Begin

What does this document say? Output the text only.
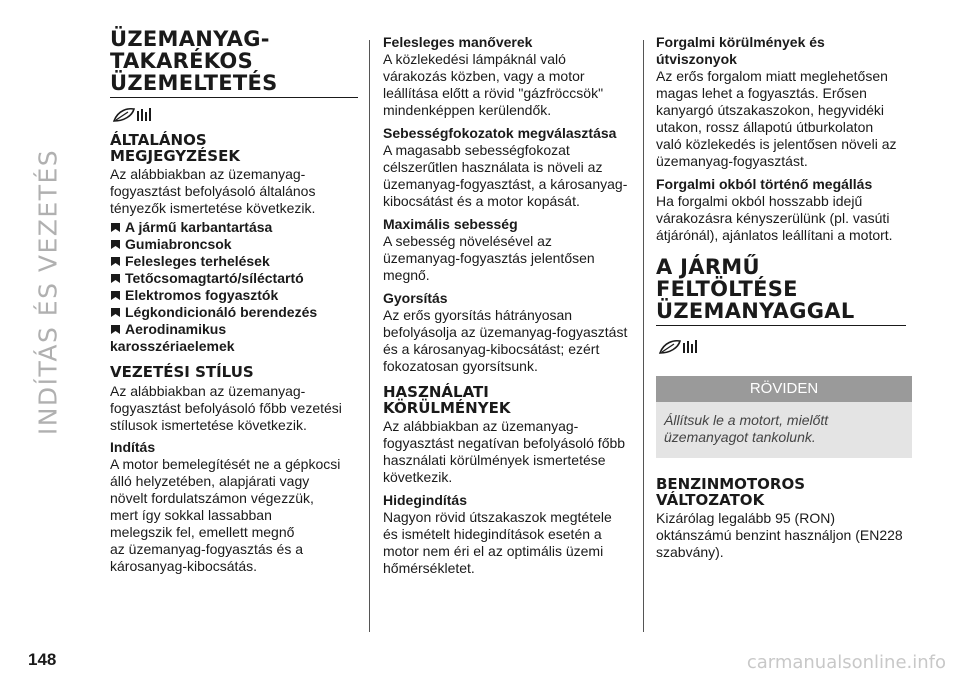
INDÍTÁS ÉS VEZETÉS
ÜZEMANYAG-
TAKARÉKOS
ÜZEMELTETÉS
ÁLTALÁNOS
MEGJEGYZÉSEK

Az alábbiakban az üzemanyag-
fogyasztást befolyásoló általános
tényezők ismertetése következik.

A jármű karbantartása
Gumiabroncsok
Felesleges terhelések
Tetőcsomagtartó/síléctartó
Elektromos fogyasztók
Légkondicionáló berendezés
Aerodinamikus
karosszériaelemek
VEZETÉSI STÍLUS

Az alábbiakban az üzemanyag-
fogyasztást befolyásoló főbb vezetési
stílusok ismertetése következik.

Indítás

A motor bemelegítését ne a gépkocsi
álló helyzetében, alapjárati vagy
növelt fordulatszámon végezzük,
mert így sokkal lassabban
melegszik fel, emellett megnő
az üzemanyag-fogyasztás és a
károsanyag-kibocsátás.

Felesleges manőverek

A közlekedési lámpáknál való
várakozás közben, vagy a motor
leállítása előtt a rövid "gázfröccsök"
mindenképpen kerülendők.

Sebességfokozatok megválasztása

A magasabb sebességfokozat
célszerűtlen használata is növeli az
üzemanyag-fogyasztást, a károsanyag-
kibocsátást és a motor kopását.

Maximális sebesség

A sebesség növelésével az
üzemanyag-fogyasztás jelentősen
megnő.

Gyorsítás

Az erős gyorsítás hátrányosan
befolyásolja az üzemanyag-fogyasztást
és a károsanyag-kibocsátást; ezért
fokozatosan gyorsítsunk.

HASZNÁLATI
KÖRÜLMÉNYEK

Az alábbiakban az üzemanyag-
fogyasztást negatívan befolyásoló főbb
használati körülmények ismertetése
következik.

Hidegindítás

Nagyon rövid útszakaszok megtétele
és ismételt hidegindítások esetén a
motor nem éri el az optimális üzemi
hőmérsékletet.

Forgalmi körülmények és
útviszonyok

Az erős forgalom miatt meglehetősen
magas lehet a fogyasztás. Erősen
kanyargó útszakaszokon, hegyvidéki
utakon, rossz állapotú útburkolaton
való közlekedés is jelentősen növeli az
üzemanyag-fogyasztást.

Forgalmi okból történő megállás

Ha forgalmi okból hosszabb idejű
várakozásra kényszerülünk (pl. vasúti
átjárónál), ajánlatos leállítani a motort.

A JÁRMŰ
FELTÖLTÉSE
ÜZEMANYAGGAL
RÖVIDEN
Állítsuk le a motort, mielőtt
üzemanyagot tankolunk.
BENZINMOTOROS
VÁLTOZATOK

Kizárólag legalább 95 (RON)
oktánszámú benzint használjon (EN228
szabvány).

148	carmanualsonline.info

End

- _Directions for this task_
Return a copy of every line that includes the word "vagy".

- _Reply to the exercise_
álló helyzetében, alapjárati vagy
várakozás közben, vagy a motor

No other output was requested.